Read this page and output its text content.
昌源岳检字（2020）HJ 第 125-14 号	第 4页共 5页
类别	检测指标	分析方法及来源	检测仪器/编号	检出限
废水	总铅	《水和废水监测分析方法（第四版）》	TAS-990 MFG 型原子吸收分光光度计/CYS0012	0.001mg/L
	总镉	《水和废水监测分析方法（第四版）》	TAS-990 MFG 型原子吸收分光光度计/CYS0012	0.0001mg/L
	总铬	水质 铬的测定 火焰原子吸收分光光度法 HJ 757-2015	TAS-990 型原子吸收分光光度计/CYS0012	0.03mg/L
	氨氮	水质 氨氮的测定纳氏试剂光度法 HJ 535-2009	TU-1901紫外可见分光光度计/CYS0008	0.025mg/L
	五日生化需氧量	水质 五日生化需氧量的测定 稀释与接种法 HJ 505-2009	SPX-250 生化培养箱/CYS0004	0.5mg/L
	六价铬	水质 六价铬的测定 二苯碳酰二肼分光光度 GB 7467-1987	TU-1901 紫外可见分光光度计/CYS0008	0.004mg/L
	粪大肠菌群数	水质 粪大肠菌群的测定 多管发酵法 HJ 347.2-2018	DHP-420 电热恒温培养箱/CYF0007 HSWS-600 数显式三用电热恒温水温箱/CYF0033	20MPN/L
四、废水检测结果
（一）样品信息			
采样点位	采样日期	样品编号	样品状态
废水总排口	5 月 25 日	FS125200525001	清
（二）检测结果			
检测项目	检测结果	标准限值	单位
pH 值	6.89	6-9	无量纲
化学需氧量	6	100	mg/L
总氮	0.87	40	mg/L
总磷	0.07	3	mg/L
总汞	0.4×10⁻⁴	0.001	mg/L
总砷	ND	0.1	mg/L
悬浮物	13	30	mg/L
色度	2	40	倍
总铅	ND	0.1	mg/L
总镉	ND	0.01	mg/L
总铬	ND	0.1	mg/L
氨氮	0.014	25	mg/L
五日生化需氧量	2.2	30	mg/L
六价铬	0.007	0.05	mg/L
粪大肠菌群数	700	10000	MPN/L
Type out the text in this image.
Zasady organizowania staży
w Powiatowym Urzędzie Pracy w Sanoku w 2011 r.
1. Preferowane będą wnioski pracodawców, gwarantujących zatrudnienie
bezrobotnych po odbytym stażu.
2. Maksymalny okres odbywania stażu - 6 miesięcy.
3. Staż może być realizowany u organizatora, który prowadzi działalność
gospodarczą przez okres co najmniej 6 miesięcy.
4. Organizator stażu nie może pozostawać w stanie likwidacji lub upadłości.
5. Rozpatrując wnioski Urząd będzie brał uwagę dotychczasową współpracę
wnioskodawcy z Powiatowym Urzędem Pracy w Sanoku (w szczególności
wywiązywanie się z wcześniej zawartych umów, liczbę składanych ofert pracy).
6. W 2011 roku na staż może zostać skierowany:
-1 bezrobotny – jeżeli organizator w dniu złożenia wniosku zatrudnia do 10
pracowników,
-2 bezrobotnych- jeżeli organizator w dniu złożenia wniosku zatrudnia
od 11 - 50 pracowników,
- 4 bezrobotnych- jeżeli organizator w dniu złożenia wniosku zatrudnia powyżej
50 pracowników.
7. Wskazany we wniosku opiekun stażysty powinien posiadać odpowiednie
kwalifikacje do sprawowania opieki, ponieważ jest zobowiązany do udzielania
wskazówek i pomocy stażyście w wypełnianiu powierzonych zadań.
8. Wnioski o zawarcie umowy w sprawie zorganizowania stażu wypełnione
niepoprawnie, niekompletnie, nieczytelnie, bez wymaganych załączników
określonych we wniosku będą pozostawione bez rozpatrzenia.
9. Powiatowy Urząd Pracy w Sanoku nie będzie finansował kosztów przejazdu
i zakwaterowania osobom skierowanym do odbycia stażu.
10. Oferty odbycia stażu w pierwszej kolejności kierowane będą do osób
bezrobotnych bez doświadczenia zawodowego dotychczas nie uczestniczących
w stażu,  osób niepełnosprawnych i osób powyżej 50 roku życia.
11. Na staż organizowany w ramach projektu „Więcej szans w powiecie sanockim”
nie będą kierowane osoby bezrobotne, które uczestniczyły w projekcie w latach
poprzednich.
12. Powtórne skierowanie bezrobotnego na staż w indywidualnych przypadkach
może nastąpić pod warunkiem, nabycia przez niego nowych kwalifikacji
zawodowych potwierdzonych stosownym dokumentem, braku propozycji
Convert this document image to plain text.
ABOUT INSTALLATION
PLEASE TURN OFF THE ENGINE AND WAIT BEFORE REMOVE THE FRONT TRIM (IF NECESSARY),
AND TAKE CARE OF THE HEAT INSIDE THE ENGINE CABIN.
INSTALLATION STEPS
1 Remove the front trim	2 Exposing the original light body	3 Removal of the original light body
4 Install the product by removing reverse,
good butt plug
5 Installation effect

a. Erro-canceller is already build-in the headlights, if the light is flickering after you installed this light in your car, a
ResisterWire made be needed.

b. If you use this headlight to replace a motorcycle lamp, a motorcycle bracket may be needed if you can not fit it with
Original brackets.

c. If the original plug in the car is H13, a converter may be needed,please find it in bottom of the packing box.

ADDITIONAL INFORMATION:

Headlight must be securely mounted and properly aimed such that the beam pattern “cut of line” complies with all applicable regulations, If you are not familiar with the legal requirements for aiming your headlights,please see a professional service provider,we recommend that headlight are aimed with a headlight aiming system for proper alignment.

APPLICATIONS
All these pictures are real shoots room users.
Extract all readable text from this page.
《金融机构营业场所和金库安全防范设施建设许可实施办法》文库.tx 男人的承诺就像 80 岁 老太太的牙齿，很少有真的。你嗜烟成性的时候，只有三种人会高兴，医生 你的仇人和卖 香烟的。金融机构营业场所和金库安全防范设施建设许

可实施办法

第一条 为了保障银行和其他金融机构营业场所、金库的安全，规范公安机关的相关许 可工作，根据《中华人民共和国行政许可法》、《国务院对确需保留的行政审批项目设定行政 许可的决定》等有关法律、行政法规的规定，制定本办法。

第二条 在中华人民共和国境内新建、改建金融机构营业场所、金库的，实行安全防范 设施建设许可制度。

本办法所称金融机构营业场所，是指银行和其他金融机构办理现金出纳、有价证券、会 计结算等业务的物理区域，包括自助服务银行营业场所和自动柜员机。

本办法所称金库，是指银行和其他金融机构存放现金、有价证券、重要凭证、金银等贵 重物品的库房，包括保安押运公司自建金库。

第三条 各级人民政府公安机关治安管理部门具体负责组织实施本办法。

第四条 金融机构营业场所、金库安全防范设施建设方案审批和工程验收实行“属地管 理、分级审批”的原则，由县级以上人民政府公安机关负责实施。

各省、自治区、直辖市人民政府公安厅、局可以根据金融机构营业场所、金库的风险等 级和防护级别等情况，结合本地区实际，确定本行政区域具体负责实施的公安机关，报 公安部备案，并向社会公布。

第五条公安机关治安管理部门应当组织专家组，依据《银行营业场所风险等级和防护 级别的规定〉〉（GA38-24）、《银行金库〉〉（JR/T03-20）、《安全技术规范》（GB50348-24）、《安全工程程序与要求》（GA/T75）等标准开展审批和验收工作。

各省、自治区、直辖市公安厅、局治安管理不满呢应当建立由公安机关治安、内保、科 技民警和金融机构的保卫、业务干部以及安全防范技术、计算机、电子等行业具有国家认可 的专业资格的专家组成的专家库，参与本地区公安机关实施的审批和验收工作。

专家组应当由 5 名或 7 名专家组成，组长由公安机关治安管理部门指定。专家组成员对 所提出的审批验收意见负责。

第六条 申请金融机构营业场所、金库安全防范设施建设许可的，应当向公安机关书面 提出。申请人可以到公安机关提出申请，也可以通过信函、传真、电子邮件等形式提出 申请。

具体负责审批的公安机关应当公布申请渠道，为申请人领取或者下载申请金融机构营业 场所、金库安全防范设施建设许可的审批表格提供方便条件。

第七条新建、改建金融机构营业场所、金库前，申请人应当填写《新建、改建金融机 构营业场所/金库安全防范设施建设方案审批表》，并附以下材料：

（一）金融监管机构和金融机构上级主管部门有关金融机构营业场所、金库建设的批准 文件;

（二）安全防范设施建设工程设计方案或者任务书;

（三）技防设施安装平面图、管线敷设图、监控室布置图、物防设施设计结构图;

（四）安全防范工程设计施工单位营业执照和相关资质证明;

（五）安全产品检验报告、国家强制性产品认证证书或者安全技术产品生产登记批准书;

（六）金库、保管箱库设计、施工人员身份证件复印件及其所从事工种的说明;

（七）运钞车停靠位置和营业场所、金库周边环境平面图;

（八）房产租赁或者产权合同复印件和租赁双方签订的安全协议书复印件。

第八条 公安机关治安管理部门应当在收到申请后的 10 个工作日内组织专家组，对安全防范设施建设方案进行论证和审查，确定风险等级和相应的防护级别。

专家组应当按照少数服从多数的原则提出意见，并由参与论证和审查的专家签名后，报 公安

*Problem to solve:* Collect every line with the string "Powiatowym" from the records, and copy each.

*Response for this exercise:*
w Powiatowym Urzędzie Pracy w Sanoku w 2011 r.
wnioskodawcy z Powiatowym Urzędem Pracy w Sanoku (w szczególności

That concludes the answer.